*Prompt:* Copy out all lines with the word "Alkami" in them.

*Supplied records:*
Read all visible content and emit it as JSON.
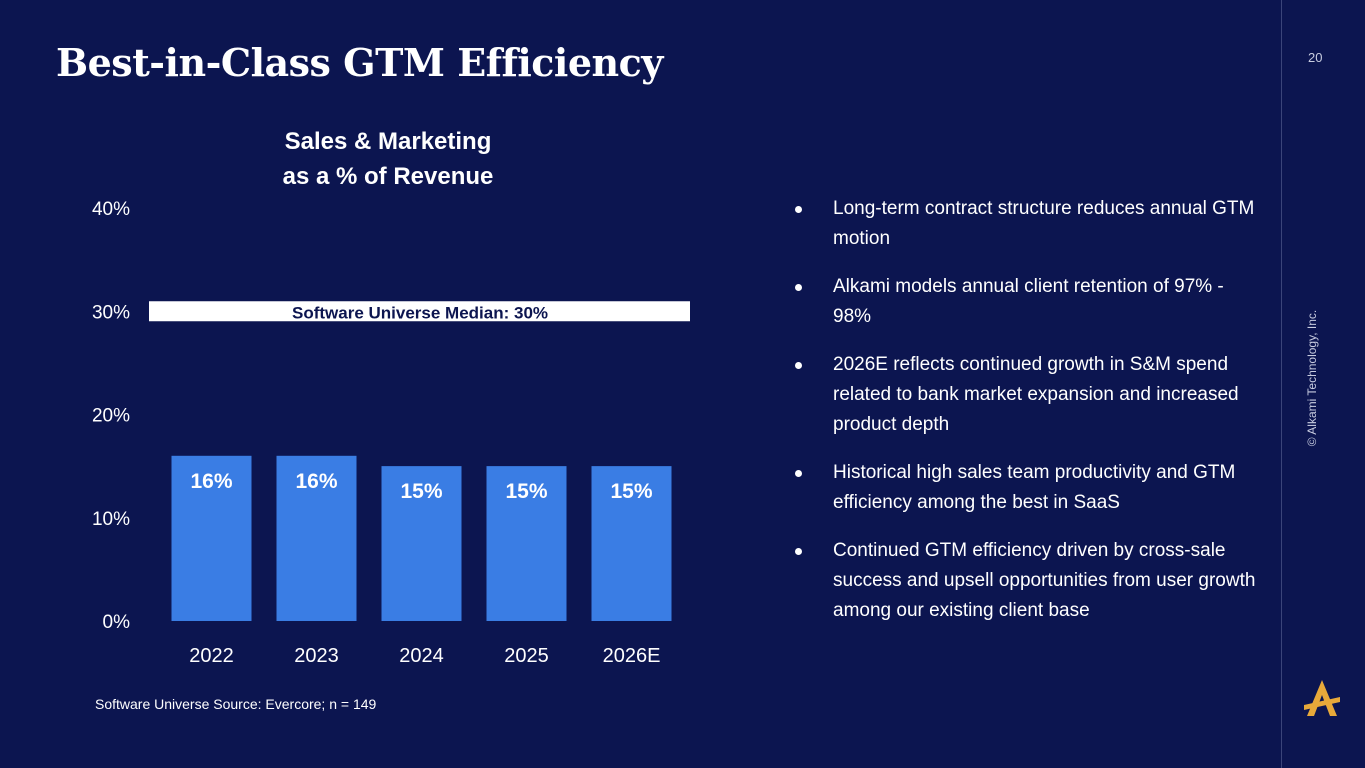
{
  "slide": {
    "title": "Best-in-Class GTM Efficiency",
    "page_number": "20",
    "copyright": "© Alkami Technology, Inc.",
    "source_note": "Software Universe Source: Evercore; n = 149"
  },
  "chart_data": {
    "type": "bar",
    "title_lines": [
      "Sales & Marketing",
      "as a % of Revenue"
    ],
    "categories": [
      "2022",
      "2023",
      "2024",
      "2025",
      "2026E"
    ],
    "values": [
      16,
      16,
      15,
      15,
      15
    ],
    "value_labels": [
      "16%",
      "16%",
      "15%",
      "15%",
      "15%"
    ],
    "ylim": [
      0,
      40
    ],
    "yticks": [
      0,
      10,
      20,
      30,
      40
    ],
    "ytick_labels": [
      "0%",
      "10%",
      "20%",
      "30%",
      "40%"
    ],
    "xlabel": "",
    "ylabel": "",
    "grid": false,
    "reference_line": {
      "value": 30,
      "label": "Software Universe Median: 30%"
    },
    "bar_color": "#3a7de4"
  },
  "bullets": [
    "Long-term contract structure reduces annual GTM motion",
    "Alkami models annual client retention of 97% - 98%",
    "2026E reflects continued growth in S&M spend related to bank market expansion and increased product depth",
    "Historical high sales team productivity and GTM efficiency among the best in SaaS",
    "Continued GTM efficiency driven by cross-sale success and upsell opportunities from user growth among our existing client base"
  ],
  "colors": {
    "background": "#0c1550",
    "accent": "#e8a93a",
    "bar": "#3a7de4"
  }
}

--

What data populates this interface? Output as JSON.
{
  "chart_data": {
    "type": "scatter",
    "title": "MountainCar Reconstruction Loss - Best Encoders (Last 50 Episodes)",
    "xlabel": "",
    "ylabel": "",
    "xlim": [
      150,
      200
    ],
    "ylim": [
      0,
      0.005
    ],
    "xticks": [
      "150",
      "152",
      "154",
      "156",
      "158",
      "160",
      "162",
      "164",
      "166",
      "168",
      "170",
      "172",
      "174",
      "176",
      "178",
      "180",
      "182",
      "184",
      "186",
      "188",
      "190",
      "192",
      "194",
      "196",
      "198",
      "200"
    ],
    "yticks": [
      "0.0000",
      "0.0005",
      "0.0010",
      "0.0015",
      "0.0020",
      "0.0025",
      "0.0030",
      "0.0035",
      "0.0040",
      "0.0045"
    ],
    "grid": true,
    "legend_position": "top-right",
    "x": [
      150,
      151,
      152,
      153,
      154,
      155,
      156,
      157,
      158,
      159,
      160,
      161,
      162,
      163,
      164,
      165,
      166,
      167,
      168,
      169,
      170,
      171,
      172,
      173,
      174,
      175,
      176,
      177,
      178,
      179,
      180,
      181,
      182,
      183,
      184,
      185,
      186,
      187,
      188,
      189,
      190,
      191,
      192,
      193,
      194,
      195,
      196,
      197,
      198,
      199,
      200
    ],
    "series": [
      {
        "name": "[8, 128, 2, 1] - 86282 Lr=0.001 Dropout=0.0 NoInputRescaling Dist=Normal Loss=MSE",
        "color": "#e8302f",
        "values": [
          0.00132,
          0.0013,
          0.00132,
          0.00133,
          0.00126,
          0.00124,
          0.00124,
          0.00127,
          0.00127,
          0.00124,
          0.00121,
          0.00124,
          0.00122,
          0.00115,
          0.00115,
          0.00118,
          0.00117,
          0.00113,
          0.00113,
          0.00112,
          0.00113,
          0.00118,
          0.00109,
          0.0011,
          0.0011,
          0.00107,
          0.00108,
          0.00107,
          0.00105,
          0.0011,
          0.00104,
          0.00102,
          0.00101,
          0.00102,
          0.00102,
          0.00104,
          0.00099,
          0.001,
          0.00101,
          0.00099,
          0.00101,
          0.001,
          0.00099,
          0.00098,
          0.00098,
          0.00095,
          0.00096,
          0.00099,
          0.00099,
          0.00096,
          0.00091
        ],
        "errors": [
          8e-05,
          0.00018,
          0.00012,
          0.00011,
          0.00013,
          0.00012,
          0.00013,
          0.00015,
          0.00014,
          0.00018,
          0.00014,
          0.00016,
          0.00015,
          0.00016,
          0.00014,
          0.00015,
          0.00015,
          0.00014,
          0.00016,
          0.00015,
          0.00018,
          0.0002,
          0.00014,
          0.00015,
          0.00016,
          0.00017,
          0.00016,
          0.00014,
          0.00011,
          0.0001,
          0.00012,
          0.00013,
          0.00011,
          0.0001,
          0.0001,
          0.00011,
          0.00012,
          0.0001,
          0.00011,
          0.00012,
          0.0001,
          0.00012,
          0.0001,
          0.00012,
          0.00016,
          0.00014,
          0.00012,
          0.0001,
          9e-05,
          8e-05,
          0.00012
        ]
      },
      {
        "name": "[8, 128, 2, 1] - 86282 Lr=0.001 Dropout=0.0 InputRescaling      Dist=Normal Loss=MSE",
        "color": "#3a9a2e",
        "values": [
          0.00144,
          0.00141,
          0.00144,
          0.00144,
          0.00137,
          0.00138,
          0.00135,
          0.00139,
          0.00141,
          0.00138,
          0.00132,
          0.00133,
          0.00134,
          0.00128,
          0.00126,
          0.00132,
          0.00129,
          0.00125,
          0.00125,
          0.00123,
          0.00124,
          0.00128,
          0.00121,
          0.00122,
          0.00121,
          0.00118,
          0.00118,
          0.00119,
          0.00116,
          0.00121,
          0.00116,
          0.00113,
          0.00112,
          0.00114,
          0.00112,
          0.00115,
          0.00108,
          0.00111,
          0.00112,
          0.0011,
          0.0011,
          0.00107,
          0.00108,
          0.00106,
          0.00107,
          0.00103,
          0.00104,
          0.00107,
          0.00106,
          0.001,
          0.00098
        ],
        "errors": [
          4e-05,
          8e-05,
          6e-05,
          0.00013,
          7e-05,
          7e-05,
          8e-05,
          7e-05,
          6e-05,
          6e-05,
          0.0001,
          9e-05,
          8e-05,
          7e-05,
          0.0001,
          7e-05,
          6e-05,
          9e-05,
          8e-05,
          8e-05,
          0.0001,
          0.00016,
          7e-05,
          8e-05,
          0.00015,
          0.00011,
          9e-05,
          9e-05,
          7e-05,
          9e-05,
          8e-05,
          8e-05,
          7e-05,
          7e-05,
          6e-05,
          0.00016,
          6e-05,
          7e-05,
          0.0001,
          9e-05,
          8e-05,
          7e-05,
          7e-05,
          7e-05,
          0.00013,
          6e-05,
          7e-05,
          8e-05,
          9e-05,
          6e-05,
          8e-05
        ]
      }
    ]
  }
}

*Reply to the task:*
    "copyright": "© Alkami Technology, Inc.",
    "Alkami models annual client retention of 97% - 98%",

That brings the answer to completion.